§ **SHORT PROBLEM**: Go through the entries below and collect each line with the string "name" in it.

(Dataset listings of figures)
^^^^^^^^

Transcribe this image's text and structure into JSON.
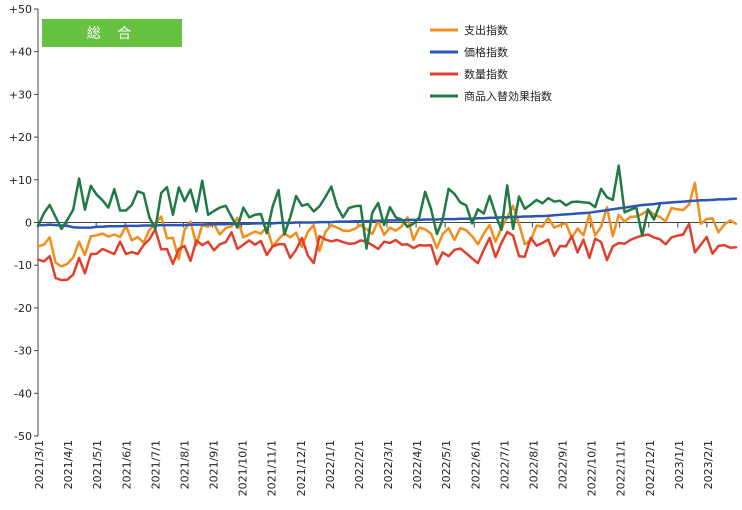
{
  "chart_data": {
    "type": "line",
    "title": "",
    "badge_label": "総 合",
    "badge_color": "#66c240",
    "xlabel": "",
    "ylabel": "",
    "ylim": [
      -50,
      50
    ],
    "y_ticks": [
      "+50",
      "+40",
      "+30",
      "+20",
      "+10",
      "0",
      "-10",
      "-20",
      "-30",
      "-40",
      "-50"
    ],
    "y_tick_values": [
      50,
      40,
      30,
      20,
      10,
      0,
      -10,
      -20,
      -30,
      -40,
      -50
    ],
    "x_tick_labels": [
      "2021/3/1",
      "2021/4/1",
      "2021/5/1",
      "2021/6/1",
      "2021/7/1",
      "2021/8/1",
      "2021/9/1",
      "2021/10/1",
      "2021/11/1",
      "2021/12/1",
      "2022/1/1",
      "2022/2/1",
      "2022/3/1",
      "2022/4/1",
      "2022/5/1",
      "2022/6/1",
      "2022/7/1",
      "2022/8/1",
      "2022/9/1",
      "2022/10/1",
      "2022/11/1",
      "2022/12/1",
      "2023/1/1",
      "2023/2/1"
    ],
    "grid": false,
    "legend_position": "top-right",
    "series": [
      {
        "name": "支出指数",
        "color": "#f28e1c",
        "values": [
          -5.6,
          -5.2,
          -3.5,
          -9.4,
          -10.3,
          -9.7,
          -8.2,
          -4.5,
          -7.6,
          -3.2,
          -3.0,
          -2.6,
          -3.3,
          -2.8,
          -3.4,
          -0.8,
          -4.2,
          -3.4,
          -4.7,
          -1.7,
          -0.2,
          1.4,
          -3.7,
          -3.6,
          -8.6,
          -1.7,
          0.2,
          -5.3,
          -0.6,
          -1.0,
          -0.3,
          -2.8,
          -1.3,
          -0.9,
          1.1,
          -3.5,
          -2.8,
          -2.1,
          -2.6,
          -1.1,
          -5.6,
          -3.9,
          -2.5,
          -3.5,
          -2.4,
          -5.7,
          -2.2,
          -0.6,
          -6.7,
          -2.2,
          -0.6,
          -1.2,
          -1.9,
          -2.0,
          -1.5,
          -0.6,
          -1.6,
          -2.7,
          0.4,
          -2.9,
          -1.2,
          -1.9,
          -0.9,
          1.2,
          -4.1,
          -1.2,
          -1.6,
          -2.6,
          -6.0,
          -2.7,
          -1.3,
          -4.1,
          -1.3,
          -1.8,
          -3.2,
          -5.1,
          -2.6,
          -0.6,
          -4.5,
          -1.3,
          1.2,
          3.9,
          -0.3,
          -5.1,
          -4.2,
          -0.7,
          -1.0,
          1.1,
          -1.2,
          -0.6,
          -0.2,
          -3.6,
          -1.4,
          -3.0,
          1.9,
          -3.0,
          -1.0,
          3.6,
          -3.2,
          1.8,
          0.2,
          1.3,
          1.4,
          2.0,
          2.9,
          1.9,
          1.3,
          0.3,
          3.4,
          3.1,
          2.9,
          4.2,
          9.3,
          -0.3,
          0.8,
          1.0,
          -2.3,
          -0.5,
          0.5,
          -0.3
        ]
      },
      {
        "name": "価格指数",
        "color": "#2d55b5",
        "values": [
          -0.6,
          -0.6,
          -0.5,
          -0.6,
          -0.7,
          -0.8,
          -1.1,
          -1.2,
          -1.2,
          -1.2,
          -1.0,
          -1.0,
          -0.9,
          -0.9,
          -0.9,
          -0.8,
          -0.8,
          -0.8,
          -0.7,
          -0.7,
          -0.7,
          -0.6,
          -0.6,
          -0.6,
          -0.6,
          -0.6,
          -0.5,
          -0.5,
          -0.5,
          -0.4,
          -0.4,
          -0.4,
          -0.4,
          -0.3,
          -0.3,
          -0.3,
          -0.3,
          -0.2,
          -0.2,
          -0.2,
          -0.2,
          -0.1,
          -0.1,
          -0.1,
          0.0,
          0.0,
          0.0,
          0.0,
          0.1,
          0.1,
          0.1,
          0.2,
          0.2,
          0.2,
          0.3,
          0.3,
          0.3,
          0.4,
          0.4,
          0.4,
          0.5,
          0.5,
          0.5,
          0.6,
          0.6,
          0.6,
          0.7,
          0.7,
          0.7,
          0.8,
          0.8,
          0.8,
          0.9,
          0.9,
          0.9,
          1.0,
          1.0,
          1.1,
          1.1,
          1.2,
          1.2,
          1.3,
          1.3,
          1.4,
          1.4,
          1.5,
          1.5,
          1.6,
          1.7,
          1.8,
          1.9,
          2.0,
          2.1,
          2.2,
          2.3,
          2.5,
          2.7,
          2.9,
          3.1,
          3.3,
          3.5,
          3.7,
          3.9,
          4.1,
          4.2,
          4.3,
          4.5,
          4.6,
          4.7,
          4.8,
          4.9,
          5.0,
          5.1,
          5.2,
          5.2,
          5.3,
          5.4,
          5.4,
          5.5,
          5.6
        ]
      },
      {
        "name": "数量指数",
        "color": "#e1402c",
        "values": [
          -8.7,
          -9.1,
          -7.9,
          -13.0,
          -13.5,
          -13.4,
          -12.2,
          -8.3,
          -11.9,
          -7.4,
          -7.3,
          -6.2,
          -6.8,
          -7.4,
          -4.5,
          -7.4,
          -6.9,
          -7.4,
          -5.3,
          -3.9,
          -1.6,
          -6.3,
          -6.2,
          -9.7,
          -6.2,
          -5.5,
          -9.0,
          -4.2,
          -5.3,
          -4.5,
          -6.5,
          -5.1,
          -4.6,
          -2.3,
          -6.2,
          -5.2,
          -4.2,
          -5.2,
          -4.3,
          -7.6,
          -5.6,
          -5.1,
          -5.1,
          -8.3,
          -6.4,
          -3.6,
          -7.7,
          -9.5,
          -3.2,
          -4.0,
          -4.4,
          -4.1,
          -4.6,
          -5.0,
          -4.9,
          -4.2,
          -4.5,
          -5.3,
          -6.2,
          -4.5,
          -4.8,
          -4.1,
          -5.2,
          -5.1,
          -6.0,
          -5.3,
          -5.4,
          -5.3,
          -9.8,
          -7.0,
          -7.9,
          -6.4,
          -6.1,
          -7.2,
          -8.4,
          -9.5,
          -6.4,
          -3.6,
          -8.1,
          -4.8,
          -2.2,
          -3.1,
          -7.9,
          -8.0,
          -3.6,
          -5.4,
          -4.8,
          -4.0,
          -7.8,
          -5.5,
          -5.6,
          -3.2,
          -7.0,
          -4.0,
          -8.3,
          -3.8,
          -4.6,
          -8.8,
          -5.6,
          -4.8,
          -5.0,
          -4.1,
          -3.5,
          -3.1,
          -2.8,
          -3.5,
          -3.9,
          -5.1,
          -3.5,
          -3.1,
          -2.8,
          -0.3,
          -7.0,
          -5.2,
          -3.4,
          -7.3,
          -5.5,
          -5.3,
          -5.9,
          -5.8
        ]
      },
      {
        "name": "商品入替効果指数",
        "color": "#1f7a44",
        "values": [
          -0.9,
          2.2,
          4.1,
          1.3,
          -1.5,
          0.6,
          3.0,
          10.3,
          3.0,
          8.6,
          6.5,
          5.2,
          3.5,
          7.8,
          2.8,
          2.8,
          4.1,
          7.3,
          6.8,
          1.2,
          -1.5,
          6.9,
          8.3,
          1.8,
          8.2,
          5.0,
          7.7,
          2.6,
          9.8,
          1.8,
          2.7,
          3.5,
          3.9,
          1.3,
          -1.2,
          3.5,
          1.2,
          1.8,
          2.0,
          -2.5,
          3.7,
          7.6,
          -2.8,
          1.2,
          6.2,
          3.9,
          4.3,
          2.6,
          3.8,
          6.0,
          8.4,
          3.7,
          1.2,
          3.4,
          3.8,
          3.9,
          -6.1,
          2.3,
          4.6,
          -0.6,
          3.6,
          1.2,
          0.7,
          -1.0,
          -0.3,
          1.2,
          7.2,
          3.2,
          -2.7,
          0.7,
          7.9,
          6.7,
          4.7,
          4.0,
          -0.2,
          3.1,
          2.1,
          6.2,
          1.9,
          -1.7,
          8.7,
          -1.5,
          6.1,
          3.2,
          4.2,
          5.3,
          4.5,
          5.7,
          4.9,
          5.1,
          4.0,
          4.8,
          4.9,
          4.7,
          4.6,
          3.6,
          7.9,
          5.9,
          5.3,
          13.3,
          2.4,
          3.0,
          3.5,
          -3.1,
          3.1,
          0.7,
          4.1
        ]
      }
    ]
  }
}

^^^^^^^^

§ **ANSWER FOR THE TASK**:
        "name": "支出指数",
        "name": "価格指数",
        "name": "数量指数",
        "name": "商品入替効果指数",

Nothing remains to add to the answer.